Problem requirements
Reproduce every one of the records below verbatim, omitting the picture.

Entries shown
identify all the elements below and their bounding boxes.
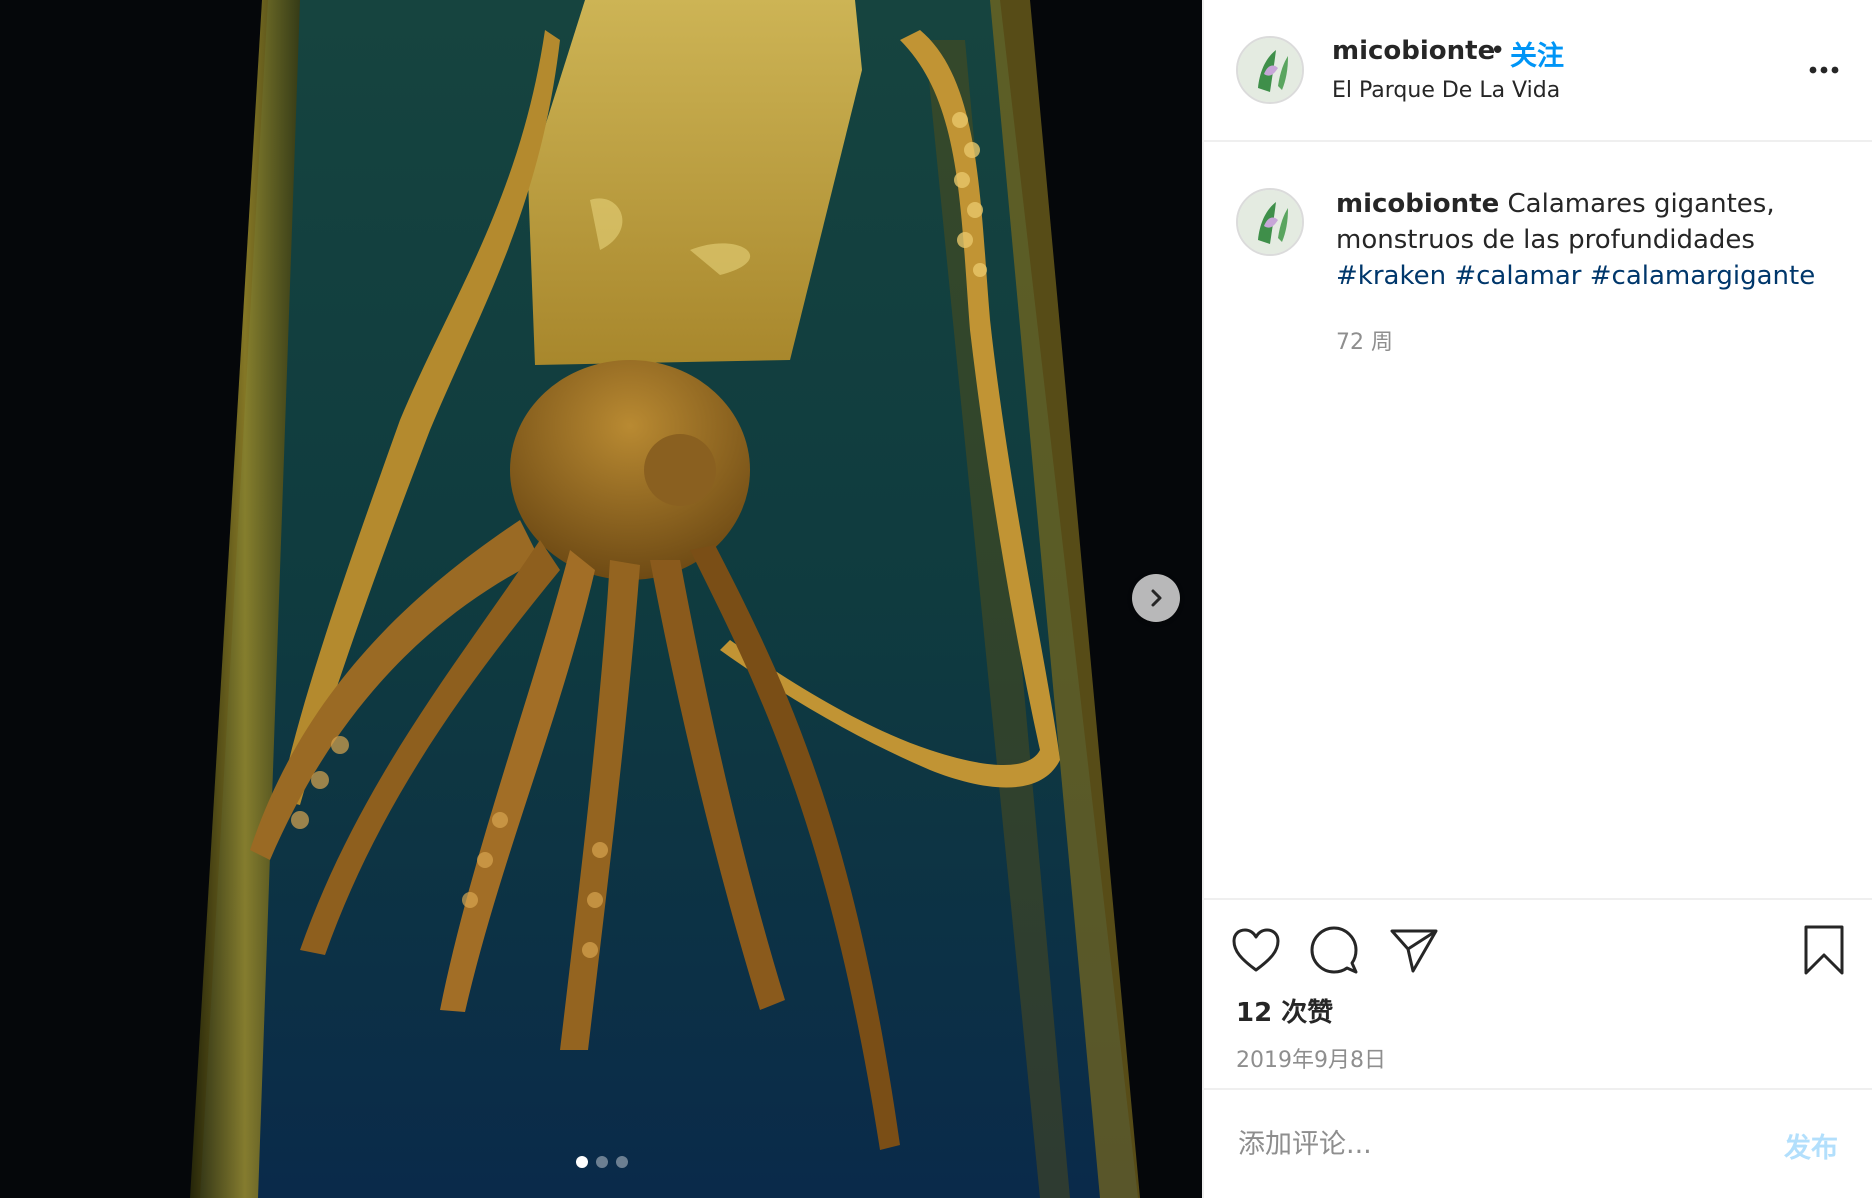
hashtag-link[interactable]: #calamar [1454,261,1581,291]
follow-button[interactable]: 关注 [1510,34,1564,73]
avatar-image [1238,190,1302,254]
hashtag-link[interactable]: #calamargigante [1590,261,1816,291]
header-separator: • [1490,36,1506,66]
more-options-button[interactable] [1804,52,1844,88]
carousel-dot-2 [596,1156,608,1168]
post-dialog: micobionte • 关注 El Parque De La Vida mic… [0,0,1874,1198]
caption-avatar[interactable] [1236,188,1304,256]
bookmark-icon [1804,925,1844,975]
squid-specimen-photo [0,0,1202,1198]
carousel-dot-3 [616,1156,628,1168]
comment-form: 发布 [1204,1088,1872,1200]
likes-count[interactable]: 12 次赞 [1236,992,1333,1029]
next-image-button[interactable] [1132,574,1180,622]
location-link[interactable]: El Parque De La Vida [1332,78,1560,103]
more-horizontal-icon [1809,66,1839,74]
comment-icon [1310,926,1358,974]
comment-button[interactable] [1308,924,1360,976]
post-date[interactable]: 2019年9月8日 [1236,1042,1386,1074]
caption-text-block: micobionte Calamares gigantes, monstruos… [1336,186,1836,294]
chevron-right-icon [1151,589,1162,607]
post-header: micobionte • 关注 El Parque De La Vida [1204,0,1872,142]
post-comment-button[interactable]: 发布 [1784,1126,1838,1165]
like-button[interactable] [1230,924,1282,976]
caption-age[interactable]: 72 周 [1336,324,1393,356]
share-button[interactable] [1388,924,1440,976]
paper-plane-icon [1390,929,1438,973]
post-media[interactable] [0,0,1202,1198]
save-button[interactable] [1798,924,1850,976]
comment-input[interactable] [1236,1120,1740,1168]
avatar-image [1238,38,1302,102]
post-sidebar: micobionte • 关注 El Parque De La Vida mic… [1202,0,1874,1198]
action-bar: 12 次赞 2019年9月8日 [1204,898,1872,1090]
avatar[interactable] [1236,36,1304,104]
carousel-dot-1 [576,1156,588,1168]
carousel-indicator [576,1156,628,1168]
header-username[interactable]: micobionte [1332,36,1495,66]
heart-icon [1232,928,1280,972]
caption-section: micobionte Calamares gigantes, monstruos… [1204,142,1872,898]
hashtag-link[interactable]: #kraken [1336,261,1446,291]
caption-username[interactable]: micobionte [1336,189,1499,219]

Full answer
identify all the elements below and their bounding boxes.
hashtag-link[interactable]: #calamar [1454,261,1581,291]
follow-button[interactable]: 关注 [1510,34,1564,73]
avatar-image [1238,190,1302,254]
hashtag-link[interactable]: #calamargigante [1590,261,1816,291]
header-separator: • [1490,36,1506,66]
more-options-button[interactable] [1804,52,1844,88]
carousel-dot-2 [596,1156,608,1168]
post-dialog: micobionte • 关注 El Parque De La Vida mic… [0,0,1874,1198]
caption-avatar[interactable] [1236,188,1304,256]
bookmark-icon [1804,925,1844,975]
squid-specimen-photo [0,0,1202,1198]
carousel-dot-3 [616,1156,628,1168]
comment-form: 发布 [1204,1088,1872,1200]
likes-count[interactable]: 12 次赞 [1236,992,1333,1029]
next-image-button[interactable] [1132,574,1180,622]
location-link[interactable]: El Parque De La Vida [1332,78,1560,103]
more-horizontal-icon [1809,66,1839,74]
comment-icon [1310,926,1358,974]
comment-button[interactable] [1308,924,1360,976]
post-date[interactable]: 2019年9月8日 [1236,1042,1386,1074]
caption-text-block: micobionte Calamares gigantes, monstruos… [1336,186,1836,294]
chevron-right-icon [1151,589,1162,607]
post-header: micobionte • 关注 El Parque De La Vida [1204,0,1872,142]
post-comment-button[interactable]: 发布 [1784,1126,1838,1165]
like-button[interactable] [1230,924,1282,976]
caption-age[interactable]: 72 周 [1336,324,1393,356]
share-button[interactable] [1388,924,1440,976]
paper-plane-icon [1390,929,1438,973]
post-media[interactable] [0,0,1202,1198]
save-button[interactable] [1798,924,1850,976]
comment-input[interactable] [1236,1120,1740,1168]
avatar-image [1238,38,1302,102]
post-sidebar: micobionte • 关注 El Parque De La Vida mic… [1202,0,1874,1198]
action-bar: 12 次赞 2019年9月8日 [1204,898,1872,1090]
avatar[interactable] [1236,36,1304,104]
carousel-dot-1 [576,1156,588,1168]
carousel-indicator [576,1156,628,1168]
header-username[interactable]: micobionte [1332,36,1495,66]
heart-icon [1232,928,1280,972]
caption-section: micobionte Calamares gigantes, monstruos… [1204,142,1872,898]
hashtag-link[interactable]: #kraken [1336,261,1446,291]
caption-username[interactable]: micobionte [1336,189,1499,219]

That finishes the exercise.